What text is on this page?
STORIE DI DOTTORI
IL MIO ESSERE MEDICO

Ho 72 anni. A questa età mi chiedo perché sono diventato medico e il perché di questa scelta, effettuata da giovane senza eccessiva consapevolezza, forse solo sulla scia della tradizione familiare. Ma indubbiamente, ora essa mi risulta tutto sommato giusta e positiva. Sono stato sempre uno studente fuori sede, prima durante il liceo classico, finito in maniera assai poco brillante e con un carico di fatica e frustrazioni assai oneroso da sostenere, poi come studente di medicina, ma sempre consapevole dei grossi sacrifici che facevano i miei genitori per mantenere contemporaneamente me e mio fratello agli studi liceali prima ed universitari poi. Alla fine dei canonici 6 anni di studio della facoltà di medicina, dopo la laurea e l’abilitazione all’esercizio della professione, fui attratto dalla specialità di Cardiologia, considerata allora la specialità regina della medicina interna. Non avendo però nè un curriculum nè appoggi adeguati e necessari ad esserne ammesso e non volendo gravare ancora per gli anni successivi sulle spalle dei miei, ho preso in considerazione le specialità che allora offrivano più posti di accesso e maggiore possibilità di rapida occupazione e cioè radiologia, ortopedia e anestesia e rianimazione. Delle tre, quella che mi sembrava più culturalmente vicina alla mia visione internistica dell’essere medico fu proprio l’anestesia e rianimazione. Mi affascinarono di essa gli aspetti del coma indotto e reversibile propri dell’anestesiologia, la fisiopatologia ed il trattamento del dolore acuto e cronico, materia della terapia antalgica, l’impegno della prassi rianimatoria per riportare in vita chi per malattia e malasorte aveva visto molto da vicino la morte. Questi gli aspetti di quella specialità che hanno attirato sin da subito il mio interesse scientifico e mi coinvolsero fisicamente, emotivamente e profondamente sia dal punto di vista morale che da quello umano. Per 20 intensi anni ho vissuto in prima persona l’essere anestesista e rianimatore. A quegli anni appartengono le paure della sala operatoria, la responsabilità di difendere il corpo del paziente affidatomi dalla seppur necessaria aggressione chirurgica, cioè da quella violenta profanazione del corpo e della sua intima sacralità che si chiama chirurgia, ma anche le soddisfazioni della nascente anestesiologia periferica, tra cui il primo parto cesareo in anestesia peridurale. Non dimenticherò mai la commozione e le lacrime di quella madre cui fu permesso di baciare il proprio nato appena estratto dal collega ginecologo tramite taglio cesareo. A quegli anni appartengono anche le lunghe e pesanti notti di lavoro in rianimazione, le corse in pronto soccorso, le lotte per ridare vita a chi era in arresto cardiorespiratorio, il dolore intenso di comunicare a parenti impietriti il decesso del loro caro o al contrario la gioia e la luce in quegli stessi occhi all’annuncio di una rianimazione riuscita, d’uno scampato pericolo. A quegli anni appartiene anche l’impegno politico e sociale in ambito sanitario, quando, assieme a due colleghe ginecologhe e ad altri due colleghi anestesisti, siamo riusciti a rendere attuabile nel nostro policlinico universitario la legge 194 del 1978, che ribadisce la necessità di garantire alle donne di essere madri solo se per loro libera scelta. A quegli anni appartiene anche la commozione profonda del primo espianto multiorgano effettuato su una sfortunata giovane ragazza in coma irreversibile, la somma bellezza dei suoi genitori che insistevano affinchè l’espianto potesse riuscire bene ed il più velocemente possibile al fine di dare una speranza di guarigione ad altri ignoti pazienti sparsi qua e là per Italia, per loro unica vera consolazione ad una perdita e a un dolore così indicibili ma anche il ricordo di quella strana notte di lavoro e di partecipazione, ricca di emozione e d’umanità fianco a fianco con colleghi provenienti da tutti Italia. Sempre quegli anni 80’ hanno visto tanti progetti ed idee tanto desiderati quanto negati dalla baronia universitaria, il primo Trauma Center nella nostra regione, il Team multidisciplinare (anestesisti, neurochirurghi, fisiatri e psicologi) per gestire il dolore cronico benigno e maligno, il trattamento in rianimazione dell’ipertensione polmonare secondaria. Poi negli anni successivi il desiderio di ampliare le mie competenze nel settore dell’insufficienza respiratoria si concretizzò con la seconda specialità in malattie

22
• • • • • • •
**WHAT YOU WILL DO:** Write out the full listing exactly as given.

**RESULT FOR THIS EXERCISE:**
What text is on this page?
STORIE DI DOTTORI
IL MIO ESSERE MEDICO

Ho 72 anni. A questa età mi chiedo perché sono diventato medico e il perché di questa scelta, effettuata da giovane senza eccessiva consapevolezza, forse solo sulla scia della tradizione familiare. Ma indubbiamente, ora essa mi risulta tutto sommato giusta e positiva. Sono stato sempre uno studente fuori sede, prima durante il liceo classico, finito in maniera assai poco brillante e con un carico di fatica e frustrazioni assai oneroso da sostenere, poi come studente di medicina, ma sempre consapevole dei grossi sacrifici che facevano i miei genitori per mantenere contemporaneamente me e mio fratello agli studi liceali prima ed universitari poi. Alla fine dei canonici 6 anni di studio della facoltà di medicina, dopo la laurea e l’abilitazione all’esercizio della professione, fui attratto dalla specialità di Cardiologia, considerata allora la specialità regina della medicina interna. Non avendo però nè un curriculum nè appoggi adeguati e necessari ad esserne ammesso e non volendo gravare ancora per gli anni successivi sulle spalle dei miei, ho preso in considerazione le specialità che allora offrivano più posti di accesso e maggiore possibilità di rapida occupazione e cioè radiologia, ortopedia e anestesia e rianimazione. Delle tre, quella che mi sembrava più culturalmente vicina alla mia visione internistica dell’essere medico fu proprio l’anestesia e rianimazione. Mi affascinarono di essa gli aspetti del coma indotto e reversibile propri dell’anestesiologia, la fisiopatologia ed il trattamento del dolore acuto e cronico, materia della terapia antalgica, l’impegno della prassi rianimatoria per riportare in vita chi per malattia e malasorte aveva visto molto da vicino la morte. Questi gli aspetti di quella specialità che hanno attirato sin da subito il mio interesse scientifico e mi coinvolsero fisicamente, emotivamente e profondamente sia dal punto di vista morale che da quello umano. Per 20 intensi anni ho vissuto in prima persona l’essere anestesista e rianimatore. A quegli anni appartengono le paure della sala operatoria, la responsabilità di difendere il corpo del paziente affidatomi dalla seppur necessaria aggressione chirurgica, cioè da quella violenta profanazione del corpo e della sua intima sacralità che si chiama chirurgia, ma anche le soddisfazioni della nascente anestesiologia periferica, tra cui il primo parto cesareo in anestesia peridurale. Non dimenticherò mai la commozione e le lacrime di quella madre cui fu permesso di baciare il proprio nato appena estratto dal collega ginecologo tramite taglio cesareo. A quegli anni appartengono anche le lunghe e pesanti notti di lavoro in rianimazione, le corse in pronto soccorso, le lotte per ridare vita a chi era in arresto cardiorespiratorio, il dolore intenso di comunicare a parenti impietriti il decesso del loro caro o al contrario la gioia e la luce in quegli stessi occhi all’annuncio di una rianimazione riuscita, d’uno scampato pericolo. A quegli anni appartiene anche l’impegno politico e sociale in ambito sanitario, quando, assieme a due colleghe ginecologhe e ad altri due colleghi anestesisti, siamo riusciti a rendere attuabile nel nostro policlinico universitario la legge 194 del 1978, che ribadisce la necessità di garantire alle donne di essere madri solo se per loro libera scelta. A quegli anni appartiene anche la commozione profonda del primo espianto multiorgano effettuato su una sfortunata giovane ragazza in coma irreversibile, la somma bellezza dei suoi genitori che insistevano affinchè l’espianto potesse riuscire bene ed il più velocemente possibile al fine di dare una speranza di guarigione ad altri ignoti pazienti sparsi qua e là per Italia, per loro unica vera consolazione ad una perdita e a un dolore così indicibili ma anche il ricordo di quella strana notte di lavoro e di partecipazione, ricca di emozione e d’umanità fianco a fianco con colleghi provenienti da tutti Italia. Sempre quegli anni 80’ hanno visto tanti progetti ed idee tanto desiderati quanto negati dalla baronia universitaria, il primo Trauma Center nella nostra regione, il Team multidisciplinare (anestesisti, neurochirurghi, fisiatri e psicologi) per gestire il dolore cronico benigno e maligno, il trattamento in rianimazione dell’ipertensione polmonare secondaria. Poi negli anni successivi il desiderio di ampliare le mie competenze nel settore dell’insufficienza respiratoria si concretizzò con la seconda specialità in malattie

22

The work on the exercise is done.